── EXTRAIT ──

L’article 970 du Code civil dispose que « le testament olographe ne sera point valable s’il n’est écrit en entier, daté et signé de la main du testateur : il n’est assujetti à aucune autre forme ».
Un testament olographe est-il valable si le testateur ne comprend pas la langue dans laquelle il l’a écrit ? Suivant un arrêt rendu le 9 juin 2021 et publié au bulletin, la Cour de cassation a répondu, sans surprise, par la négative (Cass, Civ 1ère, 9 juin 2021, n° 19-21.770).
Dans cette affaire, un Allemand, qui résidait en France mais qui ne parlait pas français, avait rédigé en français un testament olographe, c’est-à-dire un acte entièrement écrit à la main, par lequel le testateur exprime ses dernières volontés « pour le temps où il n’existera plus » (Article 895 du Code civil). Le testament litigieux instituait la sœur du testateur en qualité de légataire universelle et précisait qu’en cas de présence d’héritier réservataire, cette dernière devait recevoir la quotité disponible des biens.
Le testateur est décédé en France.
Après des tentatives infructueuses de règlement amiable, la sœur a assigné les enfants du défunt en délivrance de son legs universel et en ouverture des opérations de comptes, liquidation et partage de la succession.

───
── DONNÉES ENREGISTRÉES ──

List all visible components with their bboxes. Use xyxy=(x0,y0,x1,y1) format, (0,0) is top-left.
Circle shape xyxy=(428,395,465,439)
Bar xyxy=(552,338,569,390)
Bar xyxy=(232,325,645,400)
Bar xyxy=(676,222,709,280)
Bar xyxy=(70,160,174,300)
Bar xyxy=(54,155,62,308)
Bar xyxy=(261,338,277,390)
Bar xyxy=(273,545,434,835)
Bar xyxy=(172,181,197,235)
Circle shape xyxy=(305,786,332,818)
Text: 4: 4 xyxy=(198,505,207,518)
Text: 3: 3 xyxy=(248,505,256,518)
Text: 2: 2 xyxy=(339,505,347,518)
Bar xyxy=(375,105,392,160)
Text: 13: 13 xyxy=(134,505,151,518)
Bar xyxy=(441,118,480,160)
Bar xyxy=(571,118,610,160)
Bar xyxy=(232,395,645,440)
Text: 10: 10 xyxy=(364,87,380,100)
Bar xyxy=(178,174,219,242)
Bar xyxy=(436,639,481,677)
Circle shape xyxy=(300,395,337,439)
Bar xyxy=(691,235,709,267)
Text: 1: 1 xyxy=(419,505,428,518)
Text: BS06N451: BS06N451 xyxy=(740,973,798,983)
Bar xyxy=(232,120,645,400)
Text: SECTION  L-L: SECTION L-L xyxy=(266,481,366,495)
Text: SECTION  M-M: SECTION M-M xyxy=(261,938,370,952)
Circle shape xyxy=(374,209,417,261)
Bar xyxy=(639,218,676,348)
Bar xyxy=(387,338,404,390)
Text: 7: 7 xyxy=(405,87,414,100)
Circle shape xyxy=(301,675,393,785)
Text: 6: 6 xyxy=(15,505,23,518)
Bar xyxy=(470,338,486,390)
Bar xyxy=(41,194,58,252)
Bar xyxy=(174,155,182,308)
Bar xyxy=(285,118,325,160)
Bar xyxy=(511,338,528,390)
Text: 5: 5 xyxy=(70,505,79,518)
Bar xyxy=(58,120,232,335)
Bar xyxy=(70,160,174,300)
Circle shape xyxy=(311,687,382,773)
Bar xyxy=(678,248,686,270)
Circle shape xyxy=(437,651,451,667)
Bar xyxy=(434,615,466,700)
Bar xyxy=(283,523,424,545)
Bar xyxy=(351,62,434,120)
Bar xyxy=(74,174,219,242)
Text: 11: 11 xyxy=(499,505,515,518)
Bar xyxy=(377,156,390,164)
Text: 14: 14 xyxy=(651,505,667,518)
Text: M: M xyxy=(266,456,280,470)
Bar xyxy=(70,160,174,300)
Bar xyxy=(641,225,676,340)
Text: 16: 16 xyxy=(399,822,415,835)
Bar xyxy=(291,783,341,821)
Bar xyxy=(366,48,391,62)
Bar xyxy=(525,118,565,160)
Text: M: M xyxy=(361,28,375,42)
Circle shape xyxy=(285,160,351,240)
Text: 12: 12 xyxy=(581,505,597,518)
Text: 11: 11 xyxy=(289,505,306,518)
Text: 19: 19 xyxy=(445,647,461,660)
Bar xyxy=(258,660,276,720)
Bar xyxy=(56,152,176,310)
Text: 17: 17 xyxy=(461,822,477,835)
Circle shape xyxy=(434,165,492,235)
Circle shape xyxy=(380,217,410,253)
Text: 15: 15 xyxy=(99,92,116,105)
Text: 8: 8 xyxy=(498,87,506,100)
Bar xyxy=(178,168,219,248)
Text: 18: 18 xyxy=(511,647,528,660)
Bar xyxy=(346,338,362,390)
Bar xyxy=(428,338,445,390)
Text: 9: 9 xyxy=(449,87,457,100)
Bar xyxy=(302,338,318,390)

───

◆ **TÂCHE COURTE A**
D'après l'extrait sur le testament olographe, à quelle date la Cour de cassation a-t-elle rendu son arrêt ?
◆ **TÂCHE COURTE B**
Reprenez le texte sur le testament olographe rédigé en français à partir de sa dernière phrase et poursuivez-le.

◆ **RÉPONSE RÉDIGÉE A**
Le 9 juin 2021.

◆ **RÉPONSE RÉDIGÉE B**
La cour d’appel saisie de l’affaire, constatant que le testament était écrit, daté et signé de la main du défunt, l’a déclaré valable (Cour d’appel de CHAMBÉRY, Chambre civile, 1ère section, 25 juin 2019, n° 17/02371).
La Cour de cassation a cassé l’arrêt d’appel pour violation de l’article 970 précité, au motif qu’ « il résultait de ses constatations que (le défunt) avait rédigé le testament dans une langue qu’il ne comprenait pas, de sorte que l’acte ne pouvait être considéré comme l’expression de sa volonté ».
Cette décision est l’occasion de rappeler les contours de l’exigence relative à l’écriture manuscrite du testament olographe. Seront ensuite examinés les recours à la disposition des testateurs non francophones pour leur permettre de formaliser leurs dernières volontés, en conformité avec le droit testamentaire français.
La validité d’un testament est soumise à des conditions de fond ainsi qu’à des conditions de forme.
D’un point de vue formel, un testament olographe est valable dès lors :
– Qu’il est écrit entièrement de la main du défunt ;
– Qu’il est daté de la main du défunt ;
– Qu’il est signé de la main du défunt.
C’est la condition de l’écriture manuscrite du défunt qu’il convient d’examiner ici, à la lumière de l’arrêt rendu le 9 juin dernier par la Cour de cassation : « écrire » un testament olographe, c’est le rédiger à la main mais c’est aussi le comprendre.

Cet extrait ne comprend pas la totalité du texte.